(Saved data entries)
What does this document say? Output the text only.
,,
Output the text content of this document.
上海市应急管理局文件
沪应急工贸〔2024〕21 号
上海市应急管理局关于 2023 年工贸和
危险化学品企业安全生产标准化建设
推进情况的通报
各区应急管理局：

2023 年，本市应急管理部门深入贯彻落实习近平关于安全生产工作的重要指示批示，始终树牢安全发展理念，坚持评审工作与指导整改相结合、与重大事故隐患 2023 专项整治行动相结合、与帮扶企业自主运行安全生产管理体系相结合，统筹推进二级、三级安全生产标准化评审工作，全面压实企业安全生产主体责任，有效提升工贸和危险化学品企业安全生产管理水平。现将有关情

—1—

## THE REQUEST
For each line of the entries that includes "text", show that line.

## TASK RESPONSE
What does this document say? Output the text only.
Output the text content of this document.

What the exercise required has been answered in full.